▶ **DO THIS**: Reproduce the material from its first line through the line containing "focusing-lens-heading: Focusing lens", inclusive, swapping "Bandpass Filter" for "Band-pass Filter" and leaving everything else unchanged.

▶ **RECORD SET**:
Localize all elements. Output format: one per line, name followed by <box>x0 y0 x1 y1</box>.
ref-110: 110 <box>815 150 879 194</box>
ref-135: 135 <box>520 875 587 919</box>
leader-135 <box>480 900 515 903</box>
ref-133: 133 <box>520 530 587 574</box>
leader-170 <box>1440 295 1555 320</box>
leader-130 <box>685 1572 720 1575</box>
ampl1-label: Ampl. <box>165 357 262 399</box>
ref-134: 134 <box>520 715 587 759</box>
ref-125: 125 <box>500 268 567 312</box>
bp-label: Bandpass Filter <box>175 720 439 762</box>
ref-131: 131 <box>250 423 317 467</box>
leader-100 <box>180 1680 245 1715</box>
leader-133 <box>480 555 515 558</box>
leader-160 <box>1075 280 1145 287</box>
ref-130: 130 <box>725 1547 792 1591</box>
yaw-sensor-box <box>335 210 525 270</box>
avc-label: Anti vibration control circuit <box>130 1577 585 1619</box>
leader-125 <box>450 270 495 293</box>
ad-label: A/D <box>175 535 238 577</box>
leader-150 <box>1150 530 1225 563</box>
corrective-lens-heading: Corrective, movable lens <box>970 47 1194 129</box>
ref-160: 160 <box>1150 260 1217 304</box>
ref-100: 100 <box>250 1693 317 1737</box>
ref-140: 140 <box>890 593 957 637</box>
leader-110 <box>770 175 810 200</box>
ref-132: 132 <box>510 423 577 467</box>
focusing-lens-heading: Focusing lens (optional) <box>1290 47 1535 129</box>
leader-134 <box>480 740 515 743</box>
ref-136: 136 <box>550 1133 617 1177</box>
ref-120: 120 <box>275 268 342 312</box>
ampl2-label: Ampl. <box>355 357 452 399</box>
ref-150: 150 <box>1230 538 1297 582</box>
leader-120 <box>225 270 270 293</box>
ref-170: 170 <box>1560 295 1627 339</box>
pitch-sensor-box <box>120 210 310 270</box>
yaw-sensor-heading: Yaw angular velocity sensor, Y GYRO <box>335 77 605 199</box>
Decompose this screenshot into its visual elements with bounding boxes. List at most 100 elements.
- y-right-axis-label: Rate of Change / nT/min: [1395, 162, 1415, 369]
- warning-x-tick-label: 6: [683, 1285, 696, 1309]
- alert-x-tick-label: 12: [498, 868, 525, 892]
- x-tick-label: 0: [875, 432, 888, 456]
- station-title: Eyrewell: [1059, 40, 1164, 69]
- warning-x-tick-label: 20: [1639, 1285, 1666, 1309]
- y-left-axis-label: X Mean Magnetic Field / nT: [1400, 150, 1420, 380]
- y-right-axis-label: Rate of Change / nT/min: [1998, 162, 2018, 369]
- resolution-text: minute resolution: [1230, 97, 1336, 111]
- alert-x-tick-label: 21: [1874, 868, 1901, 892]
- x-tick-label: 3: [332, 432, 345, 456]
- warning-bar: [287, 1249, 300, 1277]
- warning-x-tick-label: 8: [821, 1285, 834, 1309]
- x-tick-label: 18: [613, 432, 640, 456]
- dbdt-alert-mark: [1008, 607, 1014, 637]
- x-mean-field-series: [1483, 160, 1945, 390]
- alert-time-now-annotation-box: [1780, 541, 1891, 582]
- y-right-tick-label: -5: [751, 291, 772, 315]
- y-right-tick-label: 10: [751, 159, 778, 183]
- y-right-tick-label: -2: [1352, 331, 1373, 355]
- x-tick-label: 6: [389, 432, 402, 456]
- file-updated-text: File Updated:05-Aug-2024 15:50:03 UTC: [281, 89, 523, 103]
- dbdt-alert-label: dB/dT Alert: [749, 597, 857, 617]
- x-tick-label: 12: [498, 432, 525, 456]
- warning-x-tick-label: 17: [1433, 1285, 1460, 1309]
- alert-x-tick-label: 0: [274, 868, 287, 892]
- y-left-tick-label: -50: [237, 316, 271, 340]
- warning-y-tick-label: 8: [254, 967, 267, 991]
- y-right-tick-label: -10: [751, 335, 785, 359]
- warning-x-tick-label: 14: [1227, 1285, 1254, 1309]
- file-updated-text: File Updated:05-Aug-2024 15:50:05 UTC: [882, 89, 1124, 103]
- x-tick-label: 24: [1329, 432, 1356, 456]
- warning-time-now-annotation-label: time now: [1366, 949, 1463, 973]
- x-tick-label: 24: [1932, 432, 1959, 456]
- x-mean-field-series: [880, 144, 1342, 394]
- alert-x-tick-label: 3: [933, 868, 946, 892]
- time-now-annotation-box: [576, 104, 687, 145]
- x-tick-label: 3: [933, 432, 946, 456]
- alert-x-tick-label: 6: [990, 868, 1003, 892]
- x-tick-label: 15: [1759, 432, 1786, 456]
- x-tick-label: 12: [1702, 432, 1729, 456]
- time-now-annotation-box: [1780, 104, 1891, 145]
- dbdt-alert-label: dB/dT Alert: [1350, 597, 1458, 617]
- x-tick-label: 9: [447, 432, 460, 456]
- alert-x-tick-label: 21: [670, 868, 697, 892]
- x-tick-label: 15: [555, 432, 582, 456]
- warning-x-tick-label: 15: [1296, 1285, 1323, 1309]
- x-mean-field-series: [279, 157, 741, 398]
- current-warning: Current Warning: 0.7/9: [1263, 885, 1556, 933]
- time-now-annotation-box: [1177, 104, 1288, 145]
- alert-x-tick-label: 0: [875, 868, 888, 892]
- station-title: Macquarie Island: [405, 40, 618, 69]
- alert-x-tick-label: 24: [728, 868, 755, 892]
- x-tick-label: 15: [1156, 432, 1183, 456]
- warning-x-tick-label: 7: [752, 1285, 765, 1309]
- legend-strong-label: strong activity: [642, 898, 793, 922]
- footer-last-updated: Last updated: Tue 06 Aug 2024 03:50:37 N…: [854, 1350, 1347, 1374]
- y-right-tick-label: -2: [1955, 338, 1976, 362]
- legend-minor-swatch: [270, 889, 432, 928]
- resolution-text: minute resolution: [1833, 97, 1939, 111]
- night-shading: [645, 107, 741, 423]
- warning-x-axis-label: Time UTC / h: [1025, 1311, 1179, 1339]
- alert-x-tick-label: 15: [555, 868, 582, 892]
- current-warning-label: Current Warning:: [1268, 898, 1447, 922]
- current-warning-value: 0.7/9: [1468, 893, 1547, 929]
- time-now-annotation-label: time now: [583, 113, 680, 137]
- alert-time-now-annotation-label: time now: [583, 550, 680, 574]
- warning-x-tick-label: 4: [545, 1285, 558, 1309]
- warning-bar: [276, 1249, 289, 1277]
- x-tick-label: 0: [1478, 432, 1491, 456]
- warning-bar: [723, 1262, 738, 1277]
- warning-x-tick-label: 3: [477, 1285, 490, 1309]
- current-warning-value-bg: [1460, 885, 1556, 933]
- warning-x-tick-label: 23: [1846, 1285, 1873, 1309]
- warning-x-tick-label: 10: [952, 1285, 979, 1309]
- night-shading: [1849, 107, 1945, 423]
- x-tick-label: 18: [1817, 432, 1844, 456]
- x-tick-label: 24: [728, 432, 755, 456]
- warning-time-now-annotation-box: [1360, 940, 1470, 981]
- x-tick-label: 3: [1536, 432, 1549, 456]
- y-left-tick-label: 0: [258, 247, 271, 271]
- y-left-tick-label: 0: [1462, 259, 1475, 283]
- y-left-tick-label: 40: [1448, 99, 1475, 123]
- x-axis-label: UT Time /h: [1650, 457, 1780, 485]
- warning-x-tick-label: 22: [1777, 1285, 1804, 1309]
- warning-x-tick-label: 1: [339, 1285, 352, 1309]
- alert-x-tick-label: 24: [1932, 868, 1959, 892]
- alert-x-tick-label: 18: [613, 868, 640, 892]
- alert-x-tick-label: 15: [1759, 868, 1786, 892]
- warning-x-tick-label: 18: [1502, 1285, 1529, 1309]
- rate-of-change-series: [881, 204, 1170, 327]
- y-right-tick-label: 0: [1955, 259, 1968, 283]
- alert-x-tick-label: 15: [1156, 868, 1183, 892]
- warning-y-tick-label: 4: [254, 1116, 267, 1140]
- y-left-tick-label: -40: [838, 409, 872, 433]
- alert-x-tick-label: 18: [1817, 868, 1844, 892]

▶ **SOLUTION TO THIS EXERCISE**:
Localize all elements. Output format: one per line, name followed by <box>x0 y0 x1 y1</box>.
ref-110: 110 <box>815 150 879 194</box>
ref-135: 135 <box>520 875 587 919</box>
leader-135 <box>480 900 515 903</box>
ref-133: 133 <box>520 530 587 574</box>
leader-170 <box>1440 295 1555 320</box>
leader-130 <box>685 1572 720 1575</box>
ampl1-label: Ampl. <box>165 357 262 399</box>
ref-134: 134 <box>520 715 587 759</box>
ref-125: 125 <box>500 268 567 312</box>
bp-label: Band-pass Filter <box>175 720 439 762</box>
ref-131: 131 <box>250 423 317 467</box>
leader-100 <box>180 1680 245 1715</box>
leader-133 <box>480 555 515 558</box>
leader-160 <box>1075 280 1145 287</box>
ref-130: 130 <box>725 1547 792 1591</box>
yaw-sensor-box <box>335 210 525 270</box>
avc-label: Anti vibration control circuit <box>130 1577 585 1619</box>
leader-125 <box>450 270 495 293</box>
ad-label: A/D <box>175 535 238 577</box>
leader-150 <box>1150 530 1225 563</box>
corrective-lens-heading: Corrective, movable lens <box>970 47 1194 129</box>
ref-160: 160 <box>1150 260 1217 304</box>
ref-100: 100 <box>250 1693 317 1737</box>
ref-140: 140 <box>890 593 957 637</box>
leader-110 <box>770 175 810 200</box>
ref-132: 132 <box>510 423 577 467</box>
focusing-lens-heading: Focusing lens (optional) <box>1290 47 1535 129</box>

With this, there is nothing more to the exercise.